--- BEGIN ---
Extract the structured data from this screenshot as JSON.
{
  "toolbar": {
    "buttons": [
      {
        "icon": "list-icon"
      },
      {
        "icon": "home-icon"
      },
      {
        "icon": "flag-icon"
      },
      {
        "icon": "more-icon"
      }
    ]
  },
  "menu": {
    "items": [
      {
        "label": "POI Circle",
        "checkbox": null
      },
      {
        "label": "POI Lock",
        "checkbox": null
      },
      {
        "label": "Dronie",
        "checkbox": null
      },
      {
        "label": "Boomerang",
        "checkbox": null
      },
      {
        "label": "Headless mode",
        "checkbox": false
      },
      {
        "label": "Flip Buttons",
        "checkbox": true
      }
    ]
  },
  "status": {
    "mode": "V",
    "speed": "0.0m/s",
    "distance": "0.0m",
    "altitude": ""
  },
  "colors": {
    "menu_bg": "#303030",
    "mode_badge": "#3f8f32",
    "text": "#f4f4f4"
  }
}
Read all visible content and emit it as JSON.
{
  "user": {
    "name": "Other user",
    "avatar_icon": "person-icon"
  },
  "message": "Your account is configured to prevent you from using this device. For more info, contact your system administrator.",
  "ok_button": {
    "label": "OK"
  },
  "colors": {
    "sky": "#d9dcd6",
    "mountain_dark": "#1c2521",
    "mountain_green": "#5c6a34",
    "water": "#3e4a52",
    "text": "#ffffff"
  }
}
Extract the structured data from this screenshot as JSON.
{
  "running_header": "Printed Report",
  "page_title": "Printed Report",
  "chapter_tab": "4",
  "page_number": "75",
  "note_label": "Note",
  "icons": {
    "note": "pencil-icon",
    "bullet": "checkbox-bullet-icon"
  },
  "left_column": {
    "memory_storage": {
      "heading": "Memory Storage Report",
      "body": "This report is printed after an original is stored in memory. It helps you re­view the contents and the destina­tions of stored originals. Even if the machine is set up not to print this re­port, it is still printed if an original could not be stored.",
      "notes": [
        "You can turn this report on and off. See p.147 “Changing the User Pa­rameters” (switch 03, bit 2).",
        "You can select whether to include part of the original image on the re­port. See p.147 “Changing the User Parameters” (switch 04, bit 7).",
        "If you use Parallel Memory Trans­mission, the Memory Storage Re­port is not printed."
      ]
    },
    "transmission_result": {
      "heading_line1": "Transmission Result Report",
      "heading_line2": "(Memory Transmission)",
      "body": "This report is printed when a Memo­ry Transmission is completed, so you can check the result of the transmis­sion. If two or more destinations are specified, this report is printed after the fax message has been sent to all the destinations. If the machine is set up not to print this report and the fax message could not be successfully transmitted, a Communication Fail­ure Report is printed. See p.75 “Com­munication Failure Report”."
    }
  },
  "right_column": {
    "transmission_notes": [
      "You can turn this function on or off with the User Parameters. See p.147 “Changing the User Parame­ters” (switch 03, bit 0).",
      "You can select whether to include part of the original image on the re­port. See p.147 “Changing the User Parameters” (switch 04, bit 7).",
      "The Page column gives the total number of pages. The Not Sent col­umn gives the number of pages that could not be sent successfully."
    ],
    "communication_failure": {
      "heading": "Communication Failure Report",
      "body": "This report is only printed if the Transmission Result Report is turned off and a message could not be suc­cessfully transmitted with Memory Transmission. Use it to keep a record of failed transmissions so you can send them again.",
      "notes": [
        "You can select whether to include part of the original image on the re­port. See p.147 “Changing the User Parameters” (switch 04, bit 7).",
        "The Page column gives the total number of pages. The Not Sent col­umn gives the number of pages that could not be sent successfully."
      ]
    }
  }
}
--- END ---
Extract every record. Keep wording exact.

Extract the structured data from this screenshot as JSON.
{
  "toolbar": {
    "buttons": [
      {
        "icon": "list-icon"
      },
      {
        "icon": "home-icon"
      },
      {
        "icon": "flag-icon"
      },
      {
        "icon": "more-icon"
      }
    ]
  },
  "menu": {
    "items": [
      {
        "label": "POI Circle",
        "checkbox": null
      },
      {
        "label": "POI Lock",
        "checkbox": null
      },
      {
        "label": "Dronie",
        "checkbox": null
      },
      {
        "label": "Boomerang",
        "checkbox": null
      },
      {
        "label": "Headless mode",
        "checkbox": false
      },
      {
        "label": "Flip Buttons",
        "checkbox": true
      }
    ]
  },
  "status": {
    "mode": "V",
    "speed": "0.0m/s",
    "distance": "0.0m",
    "altitude": ""
  },
  "colors": {
    "menu_bg": "#303030",
    "mode_badge": "#3f8f32",
    "text": "#f4f4f4"
  }
}
Read all visible content and emit it as JSON.
{
  "user": {
    "name": "Other user",
    "avatar_icon": "person-icon"
  },
  "message": "Your account is configured to prevent you from using this device. For more info, contact your system administrator.",
  "ok_button": {
    "label": "OK"
  },
  "colors": {
    "sky": "#d9dcd6",
    "mountain_dark": "#1c2521",
    "mountain_green": "#5c6a34",
    "water": "#3e4a52",
    "text": "#ffffff"
  }
}
Extract the structured data from this screenshot as JSON.
{
  "running_header": "Printed Report",
  "page_title": "Printed Report",
  "chapter_tab": "4",
  "page_number": "75",
  "note_label": "Note",
  "icons": {
    "note": "pencil-icon",
    "bullet": "checkbox-bullet-icon"
  },
  "left_column": {
    "memory_storage": {
      "heading": "Memory Storage Report",
      "body": "This report is printed after an original is stored in memory. It helps you re­view the contents and the destina­tions of stored originals. Even if the machine is set up not to print this re­port, it is still printed if an original could not be stored.",
      "notes": [
        "You can turn this report on and off. See p.147 “Changing the User Pa­rameters” (switch 03, bit 2).",
        "You can select whether to include part of the original image on the re­port. See p.147 “Changing the User Parameters” (switch 04, bit 7).",
        "If you use Parallel Memory Trans­mission, the Memory Storage Re­port is not printed."
      ]
    },
    "transmission_result": {
      "heading_line1": "Transmission Result Report",
      "heading_line2": "(Memory Transmission)",
      "body": "This report is printed when a Memo­ry Transmission is completed, so you can check the result of the transmis­sion. If two or more destinations are specified, this report is printed after the fax message has been sent to all the destinations. If the machine is set up not to print this report and the fax message could not be successfully transmitted, a Communication Fail­ure Report is printed. See p.75 “Com­munication Failure Report”."
    }
  },
  "right_column": {
    "transmission_notes": [
      "You can turn this function on or off with the User Parameters. See p.147 “Changing the User Parame­ters” (switch 03, bit 0).",
      "You can select whether to include part of the original image on the re­port. See p.147 “Changing the User Parameters” (switch 04, bit 7).",
      "The Page column gives the total number of pages. The Not Sent col­umn gives the number of pages that could not be sent successfully."
    ],
    "communication_failure": {
      "heading": "Communication Failure Report",
      "body": "This report is only printed if the Transmission Result Report is turned off and a message could not be suc­cessfully transmitted with Memory Transmission. Use it to keep a record of failed transmissions so you can send them again.",
      "notes": [
        "You can select whether to include part of the original image on the re­port. See p.147 “Changing the User Parameters” (switch 04, bit 7).",
        "The Page column gives the total number of pages. The Not Sent col­umn gives the number of pages that could not be sent successfully."
      ]
    }
  }
}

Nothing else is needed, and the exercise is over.